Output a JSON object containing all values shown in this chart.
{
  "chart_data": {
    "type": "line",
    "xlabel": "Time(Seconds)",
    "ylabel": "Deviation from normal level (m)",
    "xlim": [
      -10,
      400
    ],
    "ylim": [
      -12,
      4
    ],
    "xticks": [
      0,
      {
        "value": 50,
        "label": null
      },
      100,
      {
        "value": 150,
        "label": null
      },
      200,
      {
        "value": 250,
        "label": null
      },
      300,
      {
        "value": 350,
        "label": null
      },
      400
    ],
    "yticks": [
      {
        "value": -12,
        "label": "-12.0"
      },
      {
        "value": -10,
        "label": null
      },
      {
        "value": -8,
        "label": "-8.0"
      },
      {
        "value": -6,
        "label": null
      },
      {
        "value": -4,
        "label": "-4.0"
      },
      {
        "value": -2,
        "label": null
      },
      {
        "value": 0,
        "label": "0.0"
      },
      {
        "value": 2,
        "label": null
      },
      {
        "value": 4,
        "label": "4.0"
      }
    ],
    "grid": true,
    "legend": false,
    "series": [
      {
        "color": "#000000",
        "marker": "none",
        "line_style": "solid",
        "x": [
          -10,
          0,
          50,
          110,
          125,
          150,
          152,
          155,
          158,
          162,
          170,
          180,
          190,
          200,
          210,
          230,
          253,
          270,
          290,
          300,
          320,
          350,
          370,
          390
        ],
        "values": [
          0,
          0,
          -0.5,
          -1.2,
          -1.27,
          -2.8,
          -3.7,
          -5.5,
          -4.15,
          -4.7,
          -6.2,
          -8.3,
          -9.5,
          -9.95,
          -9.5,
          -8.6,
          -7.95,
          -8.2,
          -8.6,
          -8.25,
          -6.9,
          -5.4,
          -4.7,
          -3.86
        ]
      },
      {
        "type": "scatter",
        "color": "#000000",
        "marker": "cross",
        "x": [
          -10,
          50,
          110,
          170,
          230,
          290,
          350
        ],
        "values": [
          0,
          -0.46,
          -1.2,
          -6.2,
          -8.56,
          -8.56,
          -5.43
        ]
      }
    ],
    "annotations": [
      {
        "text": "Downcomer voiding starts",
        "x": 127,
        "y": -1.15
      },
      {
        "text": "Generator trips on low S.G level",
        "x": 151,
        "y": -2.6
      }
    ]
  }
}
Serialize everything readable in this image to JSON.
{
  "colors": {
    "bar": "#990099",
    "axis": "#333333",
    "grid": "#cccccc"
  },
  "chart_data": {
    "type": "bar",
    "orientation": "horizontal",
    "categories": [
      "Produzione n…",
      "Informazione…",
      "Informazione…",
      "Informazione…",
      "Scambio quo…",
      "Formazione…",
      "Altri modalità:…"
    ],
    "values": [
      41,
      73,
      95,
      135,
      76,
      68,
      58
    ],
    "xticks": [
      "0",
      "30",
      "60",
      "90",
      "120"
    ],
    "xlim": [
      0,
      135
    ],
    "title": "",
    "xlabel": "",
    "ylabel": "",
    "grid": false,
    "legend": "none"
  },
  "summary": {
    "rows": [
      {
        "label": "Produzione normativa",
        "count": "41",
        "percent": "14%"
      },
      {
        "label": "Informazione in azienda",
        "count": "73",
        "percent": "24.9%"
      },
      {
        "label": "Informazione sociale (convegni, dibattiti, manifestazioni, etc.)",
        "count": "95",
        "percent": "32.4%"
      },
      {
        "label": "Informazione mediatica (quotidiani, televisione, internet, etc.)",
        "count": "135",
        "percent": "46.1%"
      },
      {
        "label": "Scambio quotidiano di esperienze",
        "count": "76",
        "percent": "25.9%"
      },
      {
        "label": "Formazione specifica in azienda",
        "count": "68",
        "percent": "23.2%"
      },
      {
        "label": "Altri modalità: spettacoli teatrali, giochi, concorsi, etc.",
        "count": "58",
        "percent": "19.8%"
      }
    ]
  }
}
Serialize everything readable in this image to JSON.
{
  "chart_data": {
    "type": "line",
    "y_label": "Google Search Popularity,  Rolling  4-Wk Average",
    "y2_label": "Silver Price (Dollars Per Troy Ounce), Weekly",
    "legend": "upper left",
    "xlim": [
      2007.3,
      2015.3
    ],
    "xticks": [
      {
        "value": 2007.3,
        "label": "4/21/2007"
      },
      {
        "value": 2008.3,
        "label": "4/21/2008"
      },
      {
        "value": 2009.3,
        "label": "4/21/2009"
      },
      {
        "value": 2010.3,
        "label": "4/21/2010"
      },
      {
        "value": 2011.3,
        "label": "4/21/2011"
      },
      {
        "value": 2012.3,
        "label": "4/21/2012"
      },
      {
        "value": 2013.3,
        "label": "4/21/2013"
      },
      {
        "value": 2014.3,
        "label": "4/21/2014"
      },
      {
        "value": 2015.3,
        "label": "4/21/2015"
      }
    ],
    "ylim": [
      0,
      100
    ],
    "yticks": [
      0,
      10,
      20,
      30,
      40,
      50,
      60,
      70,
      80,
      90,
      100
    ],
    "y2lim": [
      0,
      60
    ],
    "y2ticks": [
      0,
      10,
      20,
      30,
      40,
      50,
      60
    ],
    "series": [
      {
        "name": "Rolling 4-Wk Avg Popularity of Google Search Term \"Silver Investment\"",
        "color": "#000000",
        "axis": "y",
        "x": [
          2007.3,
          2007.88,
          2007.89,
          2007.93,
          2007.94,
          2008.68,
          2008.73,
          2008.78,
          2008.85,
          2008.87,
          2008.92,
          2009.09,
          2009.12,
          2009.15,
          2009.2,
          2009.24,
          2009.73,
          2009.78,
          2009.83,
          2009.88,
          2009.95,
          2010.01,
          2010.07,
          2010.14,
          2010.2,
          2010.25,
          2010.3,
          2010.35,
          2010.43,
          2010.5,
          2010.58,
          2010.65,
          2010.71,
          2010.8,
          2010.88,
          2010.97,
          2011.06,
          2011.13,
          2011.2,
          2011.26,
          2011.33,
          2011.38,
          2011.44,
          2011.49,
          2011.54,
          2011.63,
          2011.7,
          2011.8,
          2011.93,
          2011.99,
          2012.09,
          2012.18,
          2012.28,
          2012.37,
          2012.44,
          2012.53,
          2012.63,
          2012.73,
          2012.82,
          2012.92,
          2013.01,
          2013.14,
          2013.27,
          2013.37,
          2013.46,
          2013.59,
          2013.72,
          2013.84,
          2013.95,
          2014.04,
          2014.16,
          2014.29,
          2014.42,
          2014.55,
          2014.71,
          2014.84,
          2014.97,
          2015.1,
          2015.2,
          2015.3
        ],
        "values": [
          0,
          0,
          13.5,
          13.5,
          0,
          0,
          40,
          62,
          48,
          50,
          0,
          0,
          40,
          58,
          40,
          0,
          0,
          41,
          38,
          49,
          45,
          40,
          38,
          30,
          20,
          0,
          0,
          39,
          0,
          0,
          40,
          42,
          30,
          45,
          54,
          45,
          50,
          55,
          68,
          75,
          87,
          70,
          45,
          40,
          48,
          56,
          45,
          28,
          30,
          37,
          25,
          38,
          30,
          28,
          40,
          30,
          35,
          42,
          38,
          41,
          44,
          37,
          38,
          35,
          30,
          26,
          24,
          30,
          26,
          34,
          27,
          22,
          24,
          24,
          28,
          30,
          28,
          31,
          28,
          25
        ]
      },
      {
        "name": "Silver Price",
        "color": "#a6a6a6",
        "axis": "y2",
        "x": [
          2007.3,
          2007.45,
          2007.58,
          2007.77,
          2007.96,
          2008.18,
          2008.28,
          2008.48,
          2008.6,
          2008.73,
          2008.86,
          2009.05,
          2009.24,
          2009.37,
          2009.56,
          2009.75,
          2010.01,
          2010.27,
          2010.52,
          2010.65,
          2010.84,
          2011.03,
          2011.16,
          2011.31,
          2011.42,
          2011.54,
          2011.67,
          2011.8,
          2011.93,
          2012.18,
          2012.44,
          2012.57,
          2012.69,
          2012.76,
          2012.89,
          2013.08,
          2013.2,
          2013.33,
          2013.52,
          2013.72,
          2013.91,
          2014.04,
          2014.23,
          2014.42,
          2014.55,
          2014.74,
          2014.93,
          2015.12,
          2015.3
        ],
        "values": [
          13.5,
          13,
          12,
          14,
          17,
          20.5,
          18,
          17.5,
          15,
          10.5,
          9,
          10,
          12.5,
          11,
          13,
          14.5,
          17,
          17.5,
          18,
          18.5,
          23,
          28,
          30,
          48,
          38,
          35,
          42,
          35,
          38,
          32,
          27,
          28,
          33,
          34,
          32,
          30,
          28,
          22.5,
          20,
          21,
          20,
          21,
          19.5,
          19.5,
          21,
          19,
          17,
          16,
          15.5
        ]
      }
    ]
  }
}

□ □ □ □

*SHORT EXERCISE*: Looking at the records above, tally the lines holding "percent" and reply with that number only.

*THE RESPONSE*: 7